» **Set task**:
Find how many lines in the data below include the word "name", then write only that number.

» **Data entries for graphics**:
-- Start --
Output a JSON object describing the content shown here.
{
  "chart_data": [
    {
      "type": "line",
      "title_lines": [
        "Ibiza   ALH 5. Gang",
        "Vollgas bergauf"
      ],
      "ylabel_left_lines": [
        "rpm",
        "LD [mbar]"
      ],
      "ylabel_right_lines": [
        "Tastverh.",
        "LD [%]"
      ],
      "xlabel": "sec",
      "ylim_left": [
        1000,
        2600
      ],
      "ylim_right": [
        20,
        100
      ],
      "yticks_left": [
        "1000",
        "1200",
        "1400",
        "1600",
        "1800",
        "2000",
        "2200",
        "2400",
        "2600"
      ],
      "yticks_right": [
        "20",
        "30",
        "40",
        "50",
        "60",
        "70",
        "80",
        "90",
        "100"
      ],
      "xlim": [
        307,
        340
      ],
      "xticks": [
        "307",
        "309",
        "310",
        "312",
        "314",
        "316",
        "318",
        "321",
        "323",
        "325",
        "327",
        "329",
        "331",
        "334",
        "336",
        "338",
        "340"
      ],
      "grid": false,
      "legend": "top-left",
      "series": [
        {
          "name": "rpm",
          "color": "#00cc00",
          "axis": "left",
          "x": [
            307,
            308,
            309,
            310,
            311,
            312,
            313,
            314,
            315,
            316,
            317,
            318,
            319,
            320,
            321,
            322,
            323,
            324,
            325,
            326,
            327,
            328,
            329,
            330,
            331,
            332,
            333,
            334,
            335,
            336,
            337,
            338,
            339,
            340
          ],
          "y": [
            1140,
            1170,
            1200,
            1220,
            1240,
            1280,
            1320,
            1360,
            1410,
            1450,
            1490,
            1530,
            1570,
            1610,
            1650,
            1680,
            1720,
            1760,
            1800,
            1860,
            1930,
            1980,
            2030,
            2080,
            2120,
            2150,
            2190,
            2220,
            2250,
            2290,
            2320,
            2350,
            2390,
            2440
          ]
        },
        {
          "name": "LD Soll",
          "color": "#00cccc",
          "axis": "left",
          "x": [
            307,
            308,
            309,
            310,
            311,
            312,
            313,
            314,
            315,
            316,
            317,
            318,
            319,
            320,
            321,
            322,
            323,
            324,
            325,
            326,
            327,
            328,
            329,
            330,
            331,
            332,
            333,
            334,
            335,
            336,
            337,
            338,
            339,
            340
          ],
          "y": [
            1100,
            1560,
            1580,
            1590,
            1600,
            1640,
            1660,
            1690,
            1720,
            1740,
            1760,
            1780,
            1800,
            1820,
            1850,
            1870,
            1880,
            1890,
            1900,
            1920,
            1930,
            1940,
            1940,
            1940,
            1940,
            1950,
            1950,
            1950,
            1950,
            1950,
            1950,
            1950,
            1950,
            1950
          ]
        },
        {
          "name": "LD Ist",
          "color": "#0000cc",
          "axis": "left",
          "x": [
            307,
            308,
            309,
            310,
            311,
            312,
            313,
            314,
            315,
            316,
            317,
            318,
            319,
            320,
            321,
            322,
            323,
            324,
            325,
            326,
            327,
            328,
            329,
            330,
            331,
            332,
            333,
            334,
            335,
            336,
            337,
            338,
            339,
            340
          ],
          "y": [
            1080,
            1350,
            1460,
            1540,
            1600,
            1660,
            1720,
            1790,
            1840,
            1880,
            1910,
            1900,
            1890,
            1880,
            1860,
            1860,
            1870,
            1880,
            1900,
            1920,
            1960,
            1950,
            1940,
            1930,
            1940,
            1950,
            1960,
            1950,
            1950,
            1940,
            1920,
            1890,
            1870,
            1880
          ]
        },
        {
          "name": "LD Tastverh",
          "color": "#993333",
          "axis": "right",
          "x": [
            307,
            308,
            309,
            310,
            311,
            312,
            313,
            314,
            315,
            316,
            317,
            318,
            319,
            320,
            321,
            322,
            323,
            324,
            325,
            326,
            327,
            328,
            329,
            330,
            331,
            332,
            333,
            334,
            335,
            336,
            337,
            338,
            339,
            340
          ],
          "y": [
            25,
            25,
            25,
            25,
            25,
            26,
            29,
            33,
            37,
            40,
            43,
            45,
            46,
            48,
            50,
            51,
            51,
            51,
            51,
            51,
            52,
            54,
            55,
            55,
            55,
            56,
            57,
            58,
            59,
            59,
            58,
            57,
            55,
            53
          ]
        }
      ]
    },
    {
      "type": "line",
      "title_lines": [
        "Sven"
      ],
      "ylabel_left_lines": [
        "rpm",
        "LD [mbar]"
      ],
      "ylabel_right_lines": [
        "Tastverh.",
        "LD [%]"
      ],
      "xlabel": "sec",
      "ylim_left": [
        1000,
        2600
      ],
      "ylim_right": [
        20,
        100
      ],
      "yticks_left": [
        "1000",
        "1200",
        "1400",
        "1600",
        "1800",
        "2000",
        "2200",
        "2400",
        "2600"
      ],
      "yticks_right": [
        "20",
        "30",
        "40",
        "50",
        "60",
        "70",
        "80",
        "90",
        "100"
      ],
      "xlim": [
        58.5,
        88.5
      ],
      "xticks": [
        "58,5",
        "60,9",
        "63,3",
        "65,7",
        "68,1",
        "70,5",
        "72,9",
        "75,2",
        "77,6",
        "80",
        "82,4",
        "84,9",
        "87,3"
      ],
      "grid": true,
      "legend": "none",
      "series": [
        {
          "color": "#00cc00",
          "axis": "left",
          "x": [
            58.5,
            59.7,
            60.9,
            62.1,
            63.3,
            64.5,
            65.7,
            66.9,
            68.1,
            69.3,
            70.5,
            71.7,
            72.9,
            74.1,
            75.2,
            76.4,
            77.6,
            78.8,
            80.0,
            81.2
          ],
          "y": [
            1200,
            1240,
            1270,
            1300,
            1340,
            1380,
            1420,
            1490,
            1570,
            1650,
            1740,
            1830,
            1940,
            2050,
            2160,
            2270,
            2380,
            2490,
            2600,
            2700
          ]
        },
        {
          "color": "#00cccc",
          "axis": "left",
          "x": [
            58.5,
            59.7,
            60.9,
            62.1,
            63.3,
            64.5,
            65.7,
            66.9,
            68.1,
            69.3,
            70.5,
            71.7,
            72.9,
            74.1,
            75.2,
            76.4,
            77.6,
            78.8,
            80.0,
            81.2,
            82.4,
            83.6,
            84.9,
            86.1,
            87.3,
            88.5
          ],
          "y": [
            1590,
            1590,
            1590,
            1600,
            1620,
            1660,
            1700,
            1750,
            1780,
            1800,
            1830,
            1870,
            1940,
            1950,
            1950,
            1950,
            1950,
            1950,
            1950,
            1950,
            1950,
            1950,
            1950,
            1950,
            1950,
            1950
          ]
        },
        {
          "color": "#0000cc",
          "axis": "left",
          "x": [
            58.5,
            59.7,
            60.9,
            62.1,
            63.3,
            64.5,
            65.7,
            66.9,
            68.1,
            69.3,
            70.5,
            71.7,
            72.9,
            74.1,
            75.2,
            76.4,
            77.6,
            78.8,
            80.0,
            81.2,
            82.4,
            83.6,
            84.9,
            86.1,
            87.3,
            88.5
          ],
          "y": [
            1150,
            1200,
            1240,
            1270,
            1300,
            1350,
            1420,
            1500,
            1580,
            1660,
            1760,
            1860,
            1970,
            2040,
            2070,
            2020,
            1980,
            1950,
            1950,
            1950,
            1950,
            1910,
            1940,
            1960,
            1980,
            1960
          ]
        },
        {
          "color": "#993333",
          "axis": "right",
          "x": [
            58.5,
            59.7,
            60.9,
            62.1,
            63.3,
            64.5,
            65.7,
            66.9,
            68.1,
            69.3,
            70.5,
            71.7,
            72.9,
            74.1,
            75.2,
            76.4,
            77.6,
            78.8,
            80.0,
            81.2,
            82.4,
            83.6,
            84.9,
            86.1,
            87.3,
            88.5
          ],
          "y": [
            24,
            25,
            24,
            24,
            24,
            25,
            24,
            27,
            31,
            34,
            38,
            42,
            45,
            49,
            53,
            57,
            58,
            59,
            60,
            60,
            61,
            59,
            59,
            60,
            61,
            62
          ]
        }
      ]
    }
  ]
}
-- End --
» **Written response**:
4